■ Task objective ■
Read the listing and extract each line that includes the word "name".

Data entries for graphics:
[BEGIN]

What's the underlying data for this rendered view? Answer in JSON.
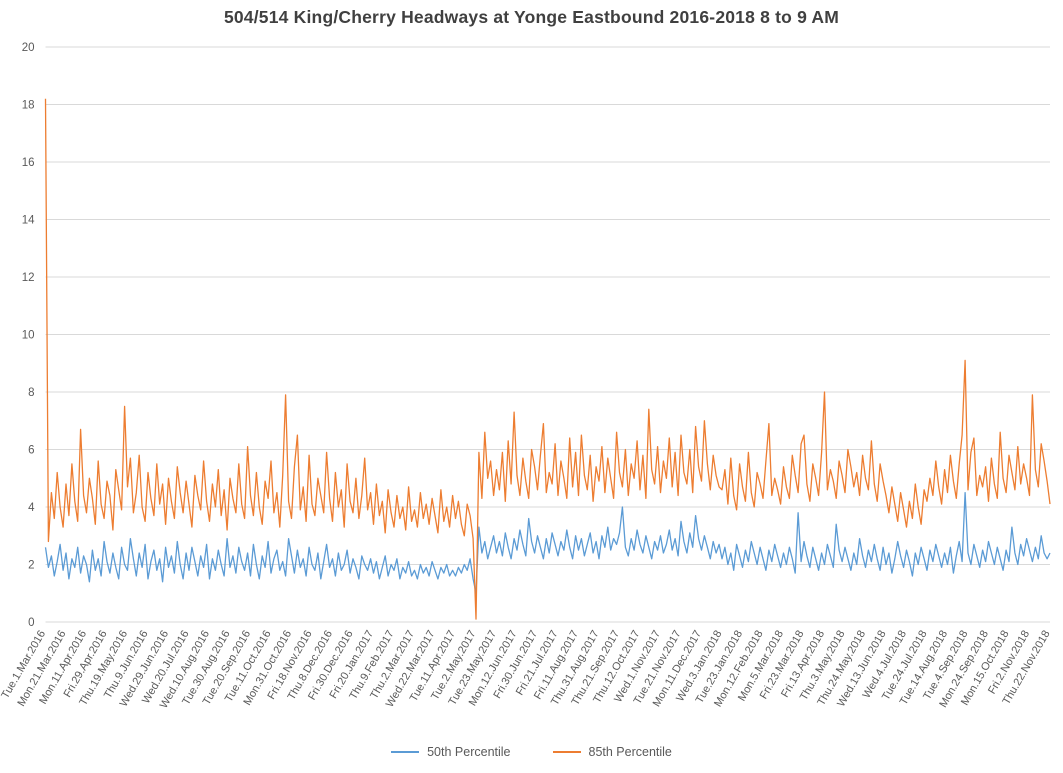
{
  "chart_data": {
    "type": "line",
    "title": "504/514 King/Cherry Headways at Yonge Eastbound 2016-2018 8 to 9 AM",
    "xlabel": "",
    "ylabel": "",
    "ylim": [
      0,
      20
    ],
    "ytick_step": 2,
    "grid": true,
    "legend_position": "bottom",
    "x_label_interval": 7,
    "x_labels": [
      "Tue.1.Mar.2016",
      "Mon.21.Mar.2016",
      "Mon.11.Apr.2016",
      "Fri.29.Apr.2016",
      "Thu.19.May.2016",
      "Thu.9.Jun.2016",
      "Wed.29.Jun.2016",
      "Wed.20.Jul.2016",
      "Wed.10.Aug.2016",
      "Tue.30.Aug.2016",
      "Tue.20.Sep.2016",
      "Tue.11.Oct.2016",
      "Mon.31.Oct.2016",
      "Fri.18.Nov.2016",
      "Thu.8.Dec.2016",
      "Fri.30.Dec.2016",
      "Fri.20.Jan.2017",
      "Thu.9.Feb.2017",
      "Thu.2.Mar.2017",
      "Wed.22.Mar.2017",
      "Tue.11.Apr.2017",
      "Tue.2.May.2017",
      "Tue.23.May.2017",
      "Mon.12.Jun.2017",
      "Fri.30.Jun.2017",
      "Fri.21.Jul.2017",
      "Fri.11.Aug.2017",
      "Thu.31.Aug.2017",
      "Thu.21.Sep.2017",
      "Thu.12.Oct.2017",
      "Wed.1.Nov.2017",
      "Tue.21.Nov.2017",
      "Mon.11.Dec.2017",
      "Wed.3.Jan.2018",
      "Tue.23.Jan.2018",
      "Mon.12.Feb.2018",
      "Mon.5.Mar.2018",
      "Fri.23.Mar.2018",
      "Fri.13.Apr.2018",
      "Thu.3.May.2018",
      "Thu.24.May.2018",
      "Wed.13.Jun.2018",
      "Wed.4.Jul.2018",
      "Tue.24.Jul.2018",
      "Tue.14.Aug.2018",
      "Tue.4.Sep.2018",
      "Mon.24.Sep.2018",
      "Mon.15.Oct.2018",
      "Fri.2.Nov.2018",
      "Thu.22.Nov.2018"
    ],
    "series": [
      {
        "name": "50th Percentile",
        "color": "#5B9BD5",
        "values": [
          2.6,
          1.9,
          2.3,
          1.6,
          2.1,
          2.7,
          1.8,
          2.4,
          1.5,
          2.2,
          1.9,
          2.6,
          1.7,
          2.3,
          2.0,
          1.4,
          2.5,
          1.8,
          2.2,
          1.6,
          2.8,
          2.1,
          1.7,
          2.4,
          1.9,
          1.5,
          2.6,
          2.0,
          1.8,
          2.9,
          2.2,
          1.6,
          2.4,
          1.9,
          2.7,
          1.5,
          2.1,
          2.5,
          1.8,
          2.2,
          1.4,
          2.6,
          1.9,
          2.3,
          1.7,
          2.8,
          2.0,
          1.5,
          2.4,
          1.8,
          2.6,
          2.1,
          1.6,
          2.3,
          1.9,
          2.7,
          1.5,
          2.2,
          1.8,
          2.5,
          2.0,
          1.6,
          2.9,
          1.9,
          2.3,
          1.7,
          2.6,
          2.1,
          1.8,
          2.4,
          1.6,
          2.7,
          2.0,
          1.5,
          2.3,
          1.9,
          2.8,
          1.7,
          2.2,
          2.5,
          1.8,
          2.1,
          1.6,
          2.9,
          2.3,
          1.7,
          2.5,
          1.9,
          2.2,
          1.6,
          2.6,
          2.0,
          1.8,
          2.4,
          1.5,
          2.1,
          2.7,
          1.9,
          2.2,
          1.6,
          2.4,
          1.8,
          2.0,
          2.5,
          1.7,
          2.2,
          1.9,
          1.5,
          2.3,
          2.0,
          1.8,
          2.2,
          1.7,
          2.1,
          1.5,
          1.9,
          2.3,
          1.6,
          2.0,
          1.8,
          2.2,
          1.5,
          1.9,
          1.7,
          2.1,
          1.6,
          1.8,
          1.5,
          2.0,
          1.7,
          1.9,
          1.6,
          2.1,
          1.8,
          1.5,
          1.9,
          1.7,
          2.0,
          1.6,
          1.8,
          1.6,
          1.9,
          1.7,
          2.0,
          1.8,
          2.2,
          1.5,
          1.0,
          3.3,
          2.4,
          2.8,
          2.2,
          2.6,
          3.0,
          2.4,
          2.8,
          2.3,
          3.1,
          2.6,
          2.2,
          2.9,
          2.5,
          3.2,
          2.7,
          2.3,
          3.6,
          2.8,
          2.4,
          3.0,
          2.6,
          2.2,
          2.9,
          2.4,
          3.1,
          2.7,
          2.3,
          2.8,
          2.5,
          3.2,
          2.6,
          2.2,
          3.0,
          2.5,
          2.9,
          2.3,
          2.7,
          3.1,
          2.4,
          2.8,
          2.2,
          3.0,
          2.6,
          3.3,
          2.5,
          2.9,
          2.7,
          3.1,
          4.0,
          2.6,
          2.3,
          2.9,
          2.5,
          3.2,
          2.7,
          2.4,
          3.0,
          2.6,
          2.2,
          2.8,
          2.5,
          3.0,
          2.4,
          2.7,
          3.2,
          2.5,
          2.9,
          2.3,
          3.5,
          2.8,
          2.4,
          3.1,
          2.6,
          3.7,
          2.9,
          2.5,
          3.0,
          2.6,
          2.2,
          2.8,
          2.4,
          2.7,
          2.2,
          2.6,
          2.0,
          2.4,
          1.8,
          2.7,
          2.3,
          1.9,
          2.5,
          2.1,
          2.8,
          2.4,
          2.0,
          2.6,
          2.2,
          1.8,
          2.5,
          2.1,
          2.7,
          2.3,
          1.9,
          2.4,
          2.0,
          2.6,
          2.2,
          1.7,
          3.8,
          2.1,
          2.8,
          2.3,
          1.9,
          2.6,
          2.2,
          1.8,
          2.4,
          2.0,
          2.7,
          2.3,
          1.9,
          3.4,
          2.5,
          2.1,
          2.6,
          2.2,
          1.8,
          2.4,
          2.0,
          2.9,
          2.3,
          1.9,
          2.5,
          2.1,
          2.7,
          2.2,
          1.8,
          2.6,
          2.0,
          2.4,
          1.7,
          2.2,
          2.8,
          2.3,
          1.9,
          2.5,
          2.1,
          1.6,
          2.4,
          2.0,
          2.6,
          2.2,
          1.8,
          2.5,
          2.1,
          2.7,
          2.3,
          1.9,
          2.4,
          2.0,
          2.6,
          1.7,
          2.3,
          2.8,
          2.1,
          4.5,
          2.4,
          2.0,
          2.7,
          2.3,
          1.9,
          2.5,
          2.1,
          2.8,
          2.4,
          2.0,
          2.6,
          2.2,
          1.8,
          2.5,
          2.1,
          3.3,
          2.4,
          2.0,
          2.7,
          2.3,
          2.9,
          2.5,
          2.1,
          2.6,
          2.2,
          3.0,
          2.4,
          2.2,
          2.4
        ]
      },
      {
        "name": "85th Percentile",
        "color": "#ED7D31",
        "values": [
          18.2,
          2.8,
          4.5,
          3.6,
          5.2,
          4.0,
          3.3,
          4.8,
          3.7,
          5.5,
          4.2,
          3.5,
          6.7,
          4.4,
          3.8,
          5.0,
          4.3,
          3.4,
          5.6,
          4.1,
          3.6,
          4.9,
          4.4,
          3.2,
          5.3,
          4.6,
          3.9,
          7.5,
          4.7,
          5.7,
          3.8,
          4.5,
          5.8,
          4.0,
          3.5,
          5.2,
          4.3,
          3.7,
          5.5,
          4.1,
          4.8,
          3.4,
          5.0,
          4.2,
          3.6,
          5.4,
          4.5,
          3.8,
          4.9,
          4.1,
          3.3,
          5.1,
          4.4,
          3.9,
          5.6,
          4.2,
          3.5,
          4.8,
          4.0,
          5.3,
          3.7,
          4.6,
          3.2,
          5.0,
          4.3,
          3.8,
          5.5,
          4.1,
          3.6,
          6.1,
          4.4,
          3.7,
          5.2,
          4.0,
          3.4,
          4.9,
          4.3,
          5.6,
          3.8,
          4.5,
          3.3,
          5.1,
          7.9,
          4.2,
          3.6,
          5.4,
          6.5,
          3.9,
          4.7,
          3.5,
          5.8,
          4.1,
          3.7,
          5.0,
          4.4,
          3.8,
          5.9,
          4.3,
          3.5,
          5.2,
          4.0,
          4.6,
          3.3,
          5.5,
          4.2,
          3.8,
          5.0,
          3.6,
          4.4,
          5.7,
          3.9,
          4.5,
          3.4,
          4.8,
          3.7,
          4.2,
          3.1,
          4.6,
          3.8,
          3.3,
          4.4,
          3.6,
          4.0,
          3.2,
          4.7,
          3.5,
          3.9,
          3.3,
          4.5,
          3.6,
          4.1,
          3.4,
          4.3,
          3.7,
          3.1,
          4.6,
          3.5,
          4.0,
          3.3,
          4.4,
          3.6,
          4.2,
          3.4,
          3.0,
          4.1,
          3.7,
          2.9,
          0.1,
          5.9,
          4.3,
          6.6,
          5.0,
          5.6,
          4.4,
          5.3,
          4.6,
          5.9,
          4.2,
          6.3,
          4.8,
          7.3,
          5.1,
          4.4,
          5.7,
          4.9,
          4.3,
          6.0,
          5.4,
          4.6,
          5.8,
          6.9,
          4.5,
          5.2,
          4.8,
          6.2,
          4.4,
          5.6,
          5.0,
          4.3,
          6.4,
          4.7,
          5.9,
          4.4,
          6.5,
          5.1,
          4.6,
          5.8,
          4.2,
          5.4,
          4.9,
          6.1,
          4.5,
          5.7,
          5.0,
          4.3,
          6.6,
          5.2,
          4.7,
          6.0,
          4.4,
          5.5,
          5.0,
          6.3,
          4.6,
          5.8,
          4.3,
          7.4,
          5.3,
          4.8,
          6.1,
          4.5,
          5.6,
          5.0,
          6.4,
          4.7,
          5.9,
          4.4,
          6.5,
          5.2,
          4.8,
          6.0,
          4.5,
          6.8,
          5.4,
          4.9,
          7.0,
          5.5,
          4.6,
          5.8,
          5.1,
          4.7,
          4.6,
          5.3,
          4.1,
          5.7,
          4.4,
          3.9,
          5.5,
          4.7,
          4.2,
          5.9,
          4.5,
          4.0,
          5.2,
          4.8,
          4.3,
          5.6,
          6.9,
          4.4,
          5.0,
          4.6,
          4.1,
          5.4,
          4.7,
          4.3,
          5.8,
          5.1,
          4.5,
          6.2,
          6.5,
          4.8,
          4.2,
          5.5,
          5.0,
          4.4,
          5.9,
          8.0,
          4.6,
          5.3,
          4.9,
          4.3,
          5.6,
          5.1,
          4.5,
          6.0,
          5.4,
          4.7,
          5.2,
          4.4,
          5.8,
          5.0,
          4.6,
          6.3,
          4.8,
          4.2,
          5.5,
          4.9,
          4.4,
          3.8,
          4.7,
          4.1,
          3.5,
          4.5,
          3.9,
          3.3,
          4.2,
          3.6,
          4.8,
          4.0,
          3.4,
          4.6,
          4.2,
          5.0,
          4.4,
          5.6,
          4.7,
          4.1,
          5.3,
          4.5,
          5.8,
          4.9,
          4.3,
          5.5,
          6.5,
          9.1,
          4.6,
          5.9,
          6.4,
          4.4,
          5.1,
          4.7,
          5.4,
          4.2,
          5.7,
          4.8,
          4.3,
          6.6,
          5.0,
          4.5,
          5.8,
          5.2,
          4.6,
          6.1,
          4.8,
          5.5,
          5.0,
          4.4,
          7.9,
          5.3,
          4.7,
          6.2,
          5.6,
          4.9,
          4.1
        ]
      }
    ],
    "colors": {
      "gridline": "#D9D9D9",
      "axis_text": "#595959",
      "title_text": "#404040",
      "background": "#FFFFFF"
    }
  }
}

[END]

■ Final result ■
        "name": "50th Percentile",
        "name": "85th Percentile",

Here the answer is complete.